What the task requires: Pictures stay out of the copy; set down each line of the listing below exactly.

--------------------------------

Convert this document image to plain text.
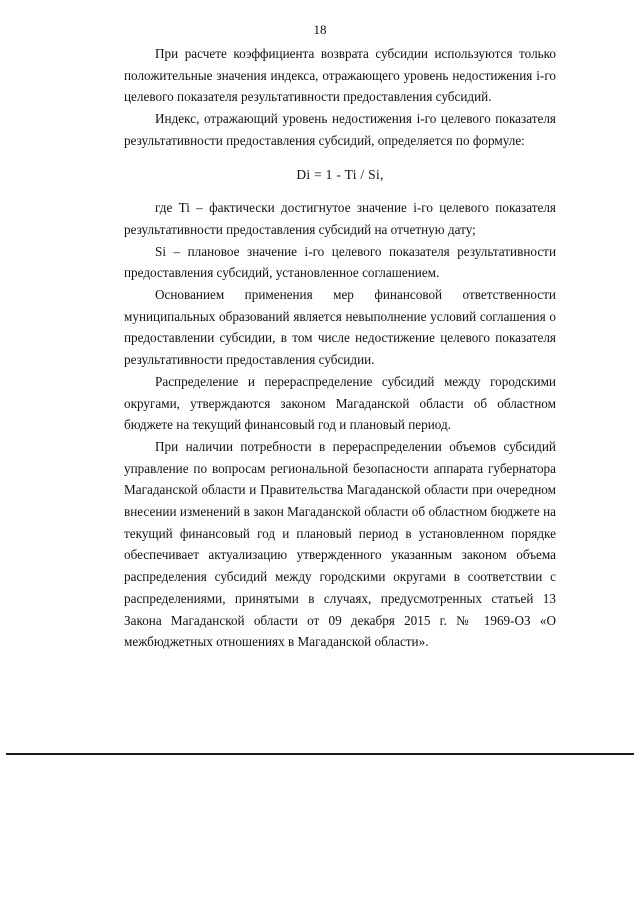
18

При расчете коэффициента возврата субсидии используются только положительные значения индекса, отражающего уровень недостижения i-го целевого показателя результативности предоставления субсидий.

Индекс, отражающий уровень недостижения i-го целевого показателя результативности предоставления субсидий, определяется по формуле:

Di = 1 - Ti / Si,

где Ti – фактически достигнутое значение i-го целевого показателя результативности предоставления субсидий на отчетную дату;

Si – плановое значение i-го целевого показателя результативности предоставления субсидий, установленное соглашением.

Основанием применения мер финансовой ответственности муниципальных образований является невыполнение условий соглашения о предоставлении субсидии, в том числе недостижение целевого показателя результативности предоставления субсидии.

Распределение и перераспределение субсидий между городскими округами, утверждаются законом Магаданской области об областном бюджете на текущий финансовый год и плановый период.

При наличии потребности в перераспределении объемов субсидий управление по вопросам региональной безопасности аппарата губернатора Магаданской области и Правительства Магаданской области при очередном внесении изменений в закон Магаданской области об областном бюджете на текущий финансовый год и плановый период в установленном порядке обеспечивает актуализацию утвержденного указанным законом объема распределения субсидий между городскими округами в соответствии с распределениями, принятыми в случаях, предусмотренных статьей 13 Закона Магаданской области от 09 декабря 2015 г. № 1969-ОЗ «О межбюджетных отношениях в Магаданской области».
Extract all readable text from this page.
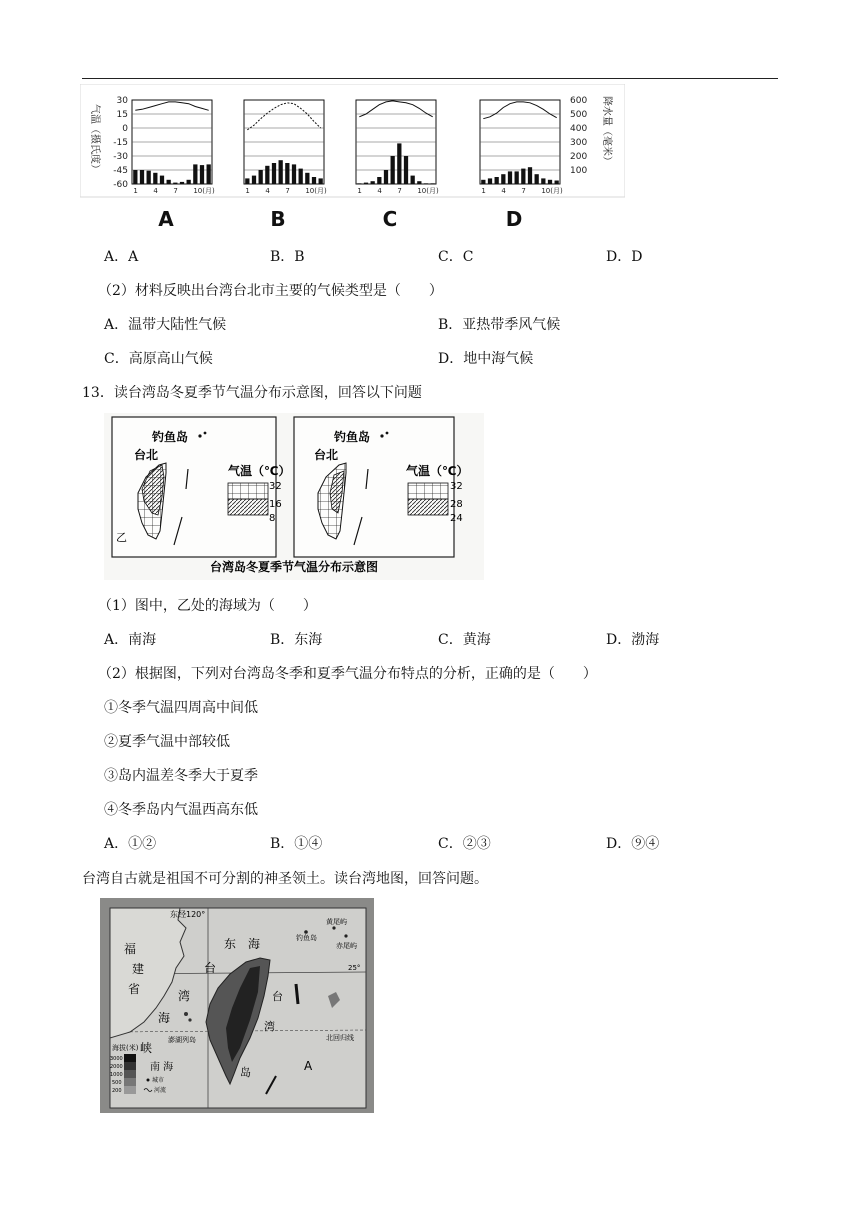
气温（摄氏度）
30
15
0
-15
-30
-45
-60
降水量（毫米）
600
500
400
300
200
100
1 4 7 10(月)
A
1 4 7 10(月)
B
1 4 7 10(月)
C
1 4 7 10(月)
D
A．A	B．B	C．C	D．D
（2）材料反映出台湾台北市主要的气候类型是（　　）
A．温带大陆性气候	B．亚热带季风气候
C．高原高山气候	D．地中海气候
13．读台湾岛冬夏季节气温分布示意图，回答以下问题
钓鱼岛
台北
乙
气温（℃）
32
16
8
钓鱼岛
台北
气温（℃）
32
28
24
台湾岛冬夏季节气温分布示意图
（1）图中，乙处的海域为（　　）
A．南海	B．东海	C．黄海	D．渤海
（2）根据图，下列对台湾岛冬季和夏季气温分布特点的分析，正确的是（　　）
①冬季气温四周高中间低
②夏季气温中部较低
③岛内温差冬季大于夏季
④冬季岛内气温西高东低
A．①②	B．①④	C．②③	D．⑨④
台湾自古就是祖国不可分割的神圣领土。读台湾地图，回答问题。
东经120°
福
建
省
东　海
台
湾
海
峡
钓鱼岛
黄尾屿
赤尾屿
澎湖列岛
25°
北回归线
台
湾
岛
南 海	A
海拔(米)
3000
2000
1000
500
200
城市
河流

--------------------------------

Written response:
Convert this document image to plain text.
18

При расчете коэффициента возврата субсидии используются только положительные значения индекса, отражающего уровень недостижения i-го целевого показателя результативности предоставления субсидий.

Индекс, отражающий уровень недостижения i-го целевого показателя результативности предоставления субсидий, определяется по формуле:

Di = 1 - Ti / Si,

где Ti – фактически достигнутое значение i-го целевого показателя результативности предоставления субсидий на отчетную дату;

Si – плановое значение i-го целевого показателя результативности предоставления субсидий, установленное соглашением.

Основанием применения мер финансовой ответственности муниципальных образований является невыполнение условий соглашения о предоставлении субсидии, в том числе недостижение целевого показателя результативности предоставления субсидии.

Распределение и перераспределение субсидий между городскими округами, утверждаются законом Магаданской области об областном бюджете на текущий финансовый год и плановый период.

При наличии потребности в перераспределении объемов субсидий управление по вопросам региональной безопасности аппарата губернатора Магаданской области и Правительства Магаданской области при очередном внесении изменений в закон Магаданской области об областном бюджете на текущий финансовый год и плановый период в установленном порядке обеспечивает актуализацию утвержденного указанным законом объема распределения субсидий между городскими округами в соответствии с распределениями, принятыми в случаях, предусмотренных статьей 13 Закона Магаданской области от 09 декабря 2015 г. № 1969-ОЗ «О межбюджетных отношениях в Магаданской области».
Extract all readable text from this page.
气温（摄氏度）
30
15
0
-15
-30
-45
-60
降水量（毫米）
600
500
400
300
200
100
1 4 7 10(月)
A
1 4 7 10(月)
B
1 4 7 10(月)
C
1 4 7 10(月)
D
A．A	B．B	C．C	D．D
（2）材料反映出台湾台北市主要的气候类型是（　　）
A．温带大陆性气候	B．亚热带季风气候
C．高原高山气候	D．地中海气候
13．读台湾岛冬夏季节气温分布示意图，回答以下问题
钓鱼岛
台北
乙
气温（℃）
32
16
8
钓鱼岛
台北
气温（℃）
32
28
24
台湾岛冬夏季节气温分布示意图
（1）图中，乙处的海域为（　　）
A．南海	B．东海	C．黄海	D．渤海
（2）根据图，下列对台湾岛冬季和夏季气温分布特点的分析，正确的是（　　）
①冬季气温四周高中间低
②夏季气温中部较低
③岛内温差冬季大于夏季
④冬季岛内气温西高东低
A．①②	B．①④	C．②③	D．⑨④
台湾自古就是祖国不可分割的神圣领土。读台湾地图，回答问题。
东经120°
福
建
省
东　海
台
湾
海
峡
钓鱼岛
黄尾屿
赤尾屿
澎湖列岛
25°
北回归线
台
湾
岛
南 海	A
海拔(米)
3000
2000
1000
500
200
城市
河流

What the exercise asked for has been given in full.